Identify all lines in the data containing the string "screenshot". Copy them out.
[Dataset rows start]
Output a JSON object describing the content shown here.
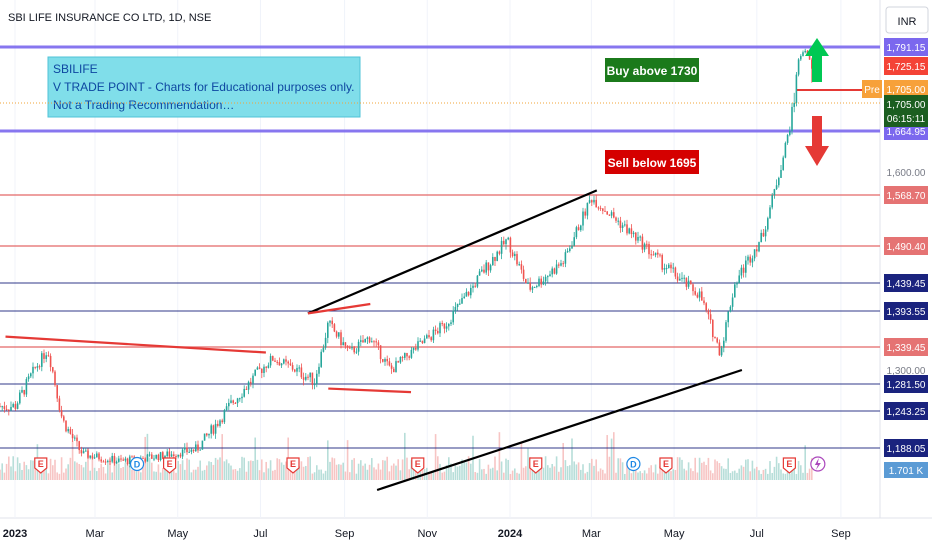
{
  "header": {
    "symbol_title": "SBI LIFE INSURANCE CO LTD, 1D, NSE",
    "currency": "INR"
  },
  "note": {
    "line1": "SBILIFE",
    "line2": "V TRADE POINT - Charts for Educational purposes only.",
    "line3": "Not a Trading Recommendation…"
  },
  "annotations": {
    "buy_label": "Buy above 1730",
    "sell_label": "Sell below 1695",
    "pre_label": "Pre"
  },
  "price_badges": {
    "pre_price": "1,705.00",
    "last_price": "1,705.00",
    "countdown": "06:15:11",
    "level_1725": "1,725.15",
    "volume_label": "1.701 K"
  },
  "colors": {
    "blue_level": "#7b68ee",
    "red_level": "#e57373",
    "navy_level": "#1a237e",
    "candle_up": "#26a69a",
    "candle_down": "#ef5350",
    "label_green": "#1b7a1b",
    "label_red": "#d50000",
    "note_bg": "#80deea"
  },
  "chart_data": {
    "type": "candlestick",
    "title": "SBI LIFE INSURANCE CO LTD, 1D, NSE",
    "x_tick_labels": [
      "2023",
      "Mar",
      "May",
      "Jul",
      "Sep",
      "Nov",
      "2024",
      "Mar",
      "May",
      "Jul",
      "Sep"
    ],
    "y_tick_labels": [
      "1,600.00",
      "1,300.00"
    ],
    "horizontal_levels": [
      {
        "value": 1791.15,
        "label": "1,791.15",
        "style": "blue"
      },
      {
        "value": 1664.95,
        "label": "1,664.95",
        "style": "blue"
      },
      {
        "value": 1568.7,
        "label": "1,568.70",
        "style": "red"
      },
      {
        "value": 1490.4,
        "label": "1,490.40",
        "style": "red"
      },
      {
        "value": 1439.45,
        "label": "1,439.45",
        "style": "navy"
      },
      {
        "value": 1393.55,
        "label": "1,393.55",
        "style": "navy"
      },
      {
        "value": 1339.45,
        "label": "1,339.45",
        "style": "red"
      },
      {
        "value": 1281.5,
        "label": "1,281.50",
        "style": "navy"
      },
      {
        "value": 1243.25,
        "label": "1,243.25",
        "style": "navy"
      },
      {
        "value": 1188.05,
        "label": "1,188.05",
        "style": "navy"
      }
    ],
    "ylim": [
      1150,
      1830
    ],
    "x_range": [
      "2023-01-01",
      "2024-09-30"
    ],
    "price_path": [
      {
        "date": "2023-01-01",
        "price": 1250
      },
      {
        "date": "2023-01-25",
        "price": 1335
      },
      {
        "date": "2023-02-05",
        "price": 1230
      },
      {
        "date": "2023-02-20",
        "price": 1175
      },
      {
        "date": "2023-03-20",
        "price": 1160
      },
      {
        "date": "2023-04-20",
        "price": 1172
      },
      {
        "date": "2023-05-15",
        "price": 1185
      },
      {
        "date": "2023-06-10",
        "price": 1255
      },
      {
        "date": "2023-07-10",
        "price": 1320
      },
      {
        "date": "2023-08-10",
        "price": 1285
      },
      {
        "date": "2023-08-20",
        "price": 1375
      },
      {
        "date": "2023-09-05",
        "price": 1330
      },
      {
        "date": "2023-09-20",
        "price": 1355
      },
      {
        "date": "2023-10-05",
        "price": 1300
      },
      {
        "date": "2023-10-25",
        "price": 1340
      },
      {
        "date": "2023-11-15",
        "price": 1375
      },
      {
        "date": "2023-12-10",
        "price": 1450
      },
      {
        "date": "2023-12-30",
        "price": 1500
      },
      {
        "date": "2024-01-15",
        "price": 1430
      },
      {
        "date": "2024-02-10",
        "price": 1470
      },
      {
        "date": "2024-03-01",
        "price": 1565
      },
      {
        "date": "2024-03-25",
        "price": 1520
      },
      {
        "date": "2024-04-20",
        "price": 1470
      },
      {
        "date": "2024-05-20",
        "price": 1420
      },
      {
        "date": "2024-06-04",
        "price": 1330
      },
      {
        "date": "2024-06-15",
        "price": 1440
      },
      {
        "date": "2024-07-05",
        "price": 1505
      },
      {
        "date": "2024-07-20",
        "price": 1620
      },
      {
        "date": "2024-07-28",
        "price": 1700
      },
      {
        "date": "2024-08-05",
        "price": 1790
      },
      {
        "date": "2024-08-12",
        "price": 1705
      }
    ],
    "trendlines": [
      {
        "from": {
          "date": "2022-12-25",
          "price": 1355
        },
        "to": {
          "date": "2023-07-05",
          "price": 1330
        },
        "color": "red"
      },
      {
        "from": {
          "date": "2023-08-05",
          "price": 1390
        },
        "to": {
          "date": "2024-03-05",
          "price": 1575
        },
        "color": "black"
      },
      {
        "from": {
          "date": "2023-08-05",
          "price": 1390
        },
        "to": {
          "date": "2023-09-20",
          "price": 1405
        },
        "color": "red"
      },
      {
        "from": {
          "date": "2023-08-20",
          "price": 1275
        },
        "to": {
          "date": "2023-10-20",
          "price": 1270
        },
        "color": "red"
      },
      {
        "from": {
          "date": "2023-09-25",
          "price": 1100
        },
        "to": {
          "date": "2024-06-20",
          "price": 1300
        },
        "color": "black"
      }
    ]
  }
}
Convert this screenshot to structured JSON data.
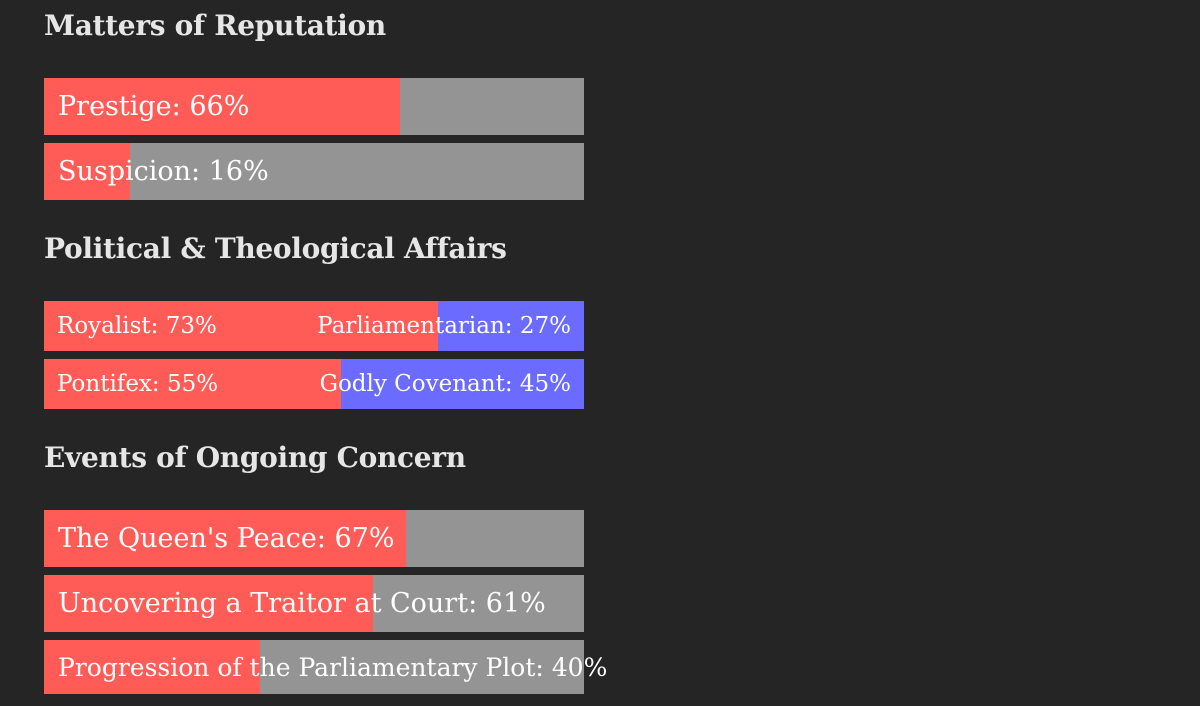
{
  "reputation": {
    "heading": "Matters of Reputation",
    "bars": [
      {
        "label": "Prestige: 66%",
        "percent": 66
      },
      {
        "label": "Suspicion: 16%",
        "percent": 16
      }
    ]
  },
  "affairs": {
    "heading": "Political & Theological Affairs",
    "bars": [
      {
        "left_label": "Royalist: 73%",
        "right_label": "Parliamentarian: 27%",
        "left_percent": 73
      },
      {
        "left_label": "Pontifex: 55%",
        "right_label": "Godly Covenant: 45%",
        "left_percent": 55
      }
    ]
  },
  "events": {
    "heading": "Events of Ongoing Concern",
    "bars": [
      {
        "label": "The Queen's Peace: 67%",
        "percent": 67
      },
      {
        "label": "Uncovering a Traitor at Court: 61%",
        "percent": 61
      },
      {
        "label": "Progression of the Parliamentary Plot: 40%",
        "percent": 40
      }
    ]
  },
  "colors": {
    "background": "#252525",
    "fill": "#ff5c57",
    "track": "#949494",
    "opposing": "#6b6bff"
  }
}
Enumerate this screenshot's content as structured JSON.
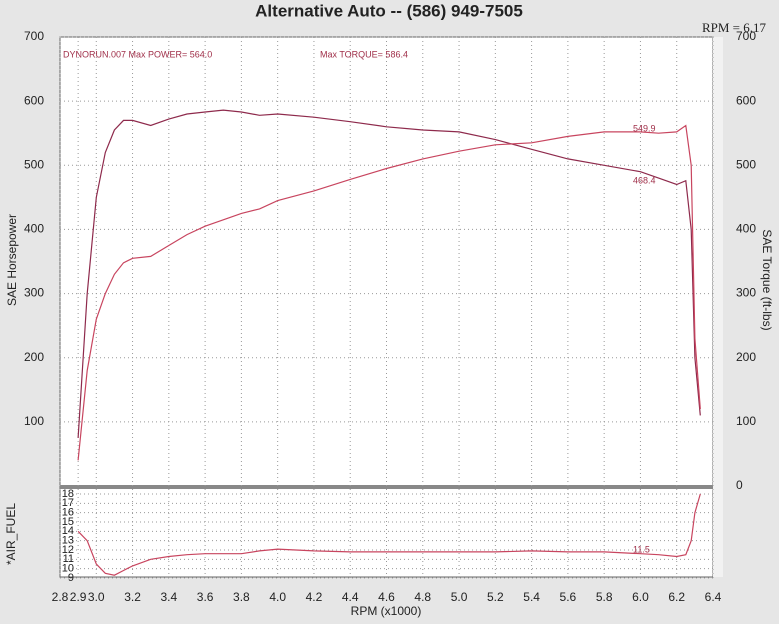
{
  "chart_data": {
    "type": "line",
    "title": "Alternative Auto -- (586) 949-7505",
    "corner_label": "RPM = 6.17",
    "x_label": "RPM (x1000)",
    "y_label": "SAE Horsepower",
    "y2_label": "SAE Torque (ft-lbs)",
    "annotations": [
      "DYNORUN.007  Max POWER= 564.0",
      "Max TORQUE= 586.4",
      "549.9",
      "468.4",
      "11.5"
    ],
    "x": [
      2.9,
      2.95,
      3.0,
      3.05,
      3.1,
      3.15,
      3.2,
      3.3,
      3.4,
      3.5,
      3.6,
      3.7,
      3.8,
      3.9,
      4.0,
      4.2,
      4.4,
      4.6,
      4.8,
      5.0,
      5.2,
      5.4,
      5.6,
      5.8,
      6.0,
      6.1,
      6.2,
      6.25,
      6.28,
      6.3,
      6.33
    ],
    "xlim": [
      2.8,
      6.4
    ],
    "xticks": [
      2.8,
      2.9,
      {
        "value": 3,
        "label": "3.0"
      },
      3.2,
      3.4,
      3.6,
      3.8,
      {
        "value": 4,
        "label": "4.0"
      },
      4.2,
      4.4,
      4.6,
      4.8,
      {
        "value": 5,
        "label": "5.0"
      },
      5.2,
      5.4,
      5.6,
      5.8,
      {
        "value": 6,
        "label": "6.0"
      },
      6.2,
      6.4
    ],
    "ylim": [
      0,
      700
    ],
    "yticks": [
      100,
      200,
      300,
      400,
      500,
      600,
      700
    ],
    "y2lim": [
      0,
      700
    ],
    "y2ticks": [
      0,
      100,
      200,
      300,
      400,
      500,
      600,
      700
    ],
    "grid": true,
    "series": [
      {
        "color": "#8e2a4c",
        "axis": "y2",
        "values": [
          75,
          300,
          450,
          520,
          555,
          570,
          570,
          562,
          572,
          580,
          583,
          586,
          583,
          578,
          580,
          575,
          568,
          560,
          555,
          552,
          540,
          525,
          510,
          500,
          490,
          480,
          470,
          476,
          400,
          200,
          110
        ]
      },
      {
        "color": "#c8455f",
        "values": [
          40,
          180,
          260,
          300,
          330,
          348,
          355,
          358,
          375,
          392,
          405,
          415,
          425,
          432,
          445,
          460,
          478,
          495,
          510,
          522,
          532,
          535,
          545,
          552,
          552,
          550,
          552,
          562,
          500,
          230,
          120
        ]
      }
    ],
    "air_fuel": {
      "label": "*AIR_FUEL",
      "color": "#c8455f",
      "ylim": [
        9,
        18
      ],
      "yticks": [
        9,
        10,
        11,
        12,
        13,
        14,
        15,
        16,
        17,
        18
      ],
      "values": [
        14,
        13,
        10.5,
        9.5,
        9.3,
        9.8,
        10.3,
        11,
        11.3,
        11.5,
        11.6,
        11.6,
        11.6,
        11.9,
        12.1,
        11.9,
        11.8,
        11.8,
        11.8,
        11.8,
        11.8,
        11.9,
        11.8,
        11.8,
        11.6,
        11.5,
        11.3,
        11.5,
        13,
        16,
        18
      ]
    }
  }
}
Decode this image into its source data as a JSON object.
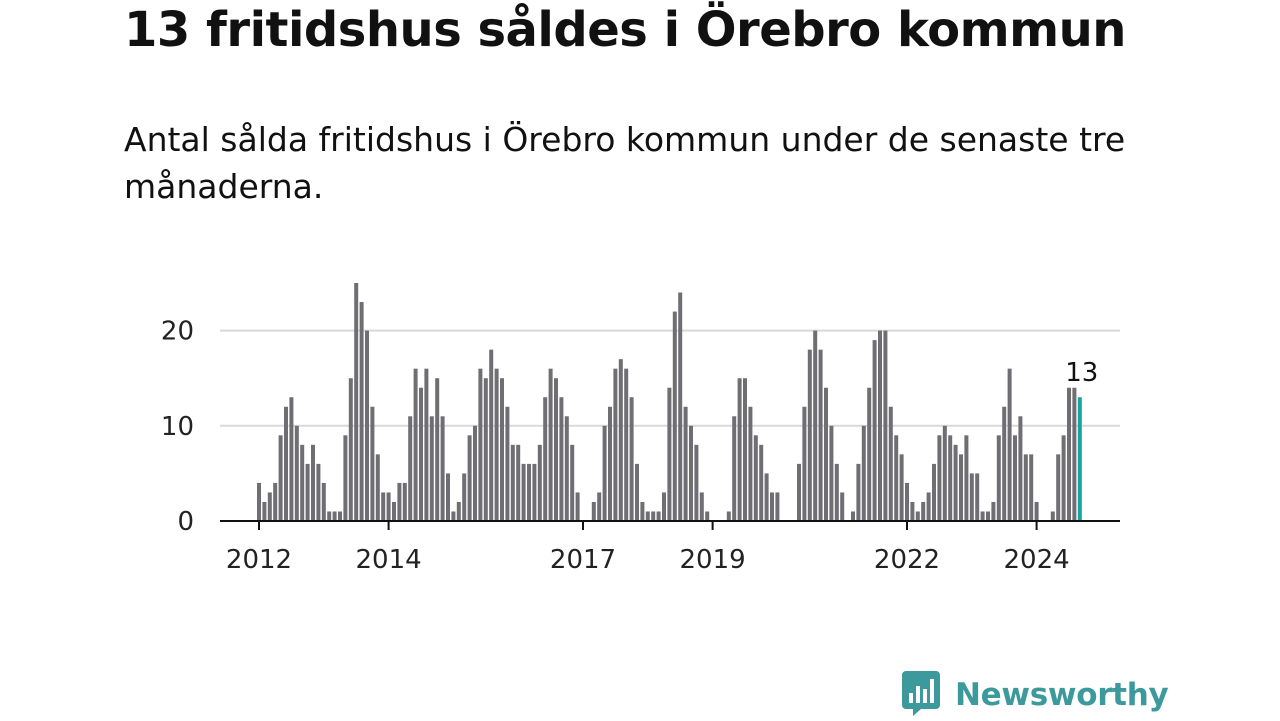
{
  "header": {
    "title": "13 fritidshus såldes i Örebro kommun",
    "subtitle": "Antal sålda fritidshus i Örebro kommun under de senaste tre månaderna."
  },
  "brand": {
    "name": "Newsworthy",
    "logo_icon": "bar-chart-speech-bubble-icon",
    "color": "#3d9a9c"
  },
  "colors": {
    "bar": "#6f6e73",
    "highlight": "#1aa2a0",
    "grid": "#d9d9d9",
    "axis": "#111111"
  },
  "chart_data": {
    "type": "bar",
    "title": "13 fritidshus såldes i Örebro kommun",
    "subtitle": "Antal sålda fritidshus i Örebro kommun under de senaste tre månaderna.",
    "xlabel": "",
    "ylabel": "",
    "ylim": [
      0,
      25
    ],
    "yticks": [
      0,
      10,
      20
    ],
    "grid": true,
    "legend": "none",
    "x_unit": "month",
    "x_start": "2012-01",
    "xtick_labels": [
      "2012",
      "2014",
      "2017",
      "2019",
      "2022",
      "2024"
    ],
    "highlight_label": "13",
    "values": [
      4,
      2,
      3,
      4,
      9,
      12,
      13,
      10,
      8,
      6,
      8,
      6,
      4,
      1,
      1,
      1,
      9,
      15,
      25,
      23,
      20,
      12,
      7,
      3,
      3,
      2,
      4,
      4,
      11,
      16,
      14,
      16,
      11,
      15,
      11,
      5,
      1,
      2,
      5,
      9,
      10,
      16,
      15,
      18,
      16,
      15,
      12,
      8,
      8,
      6,
      6,
      6,
      8,
      13,
      16,
      15,
      13,
      11,
      8,
      3,
      0,
      0,
      2,
      3,
      10,
      12,
      16,
      17,
      16,
      13,
      6,
      2,
      1,
      1,
      1,
      3,
      14,
      22,
      24,
      12,
      10,
      8,
      3,
      1,
      0,
      0,
      0,
      1,
      11,
      15,
      15,
      12,
      9,
      8,
      5,
      3,
      3,
      0,
      0,
      0,
      6,
      12,
      18,
      20,
      18,
      14,
      10,
      6,
      3,
      0,
      1,
      6,
      10,
      14,
      19,
      20,
      20,
      12,
      9,
      7,
      4,
      2,
      1,
      2,
      3,
      6,
      9,
      10,
      9,
      8,
      7,
      9,
      5,
      5,
      1,
      1,
      2,
      9,
      12,
      16,
      9,
      11,
      7,
      7,
      2,
      0,
      0,
      1,
      7,
      9,
      14,
      14,
      13
    ]
  }
}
[Dataset rows end]
→ Final answer:
Convert this screenshot to structured JSON data.
Enumerate this screenshot's content as structured JSON.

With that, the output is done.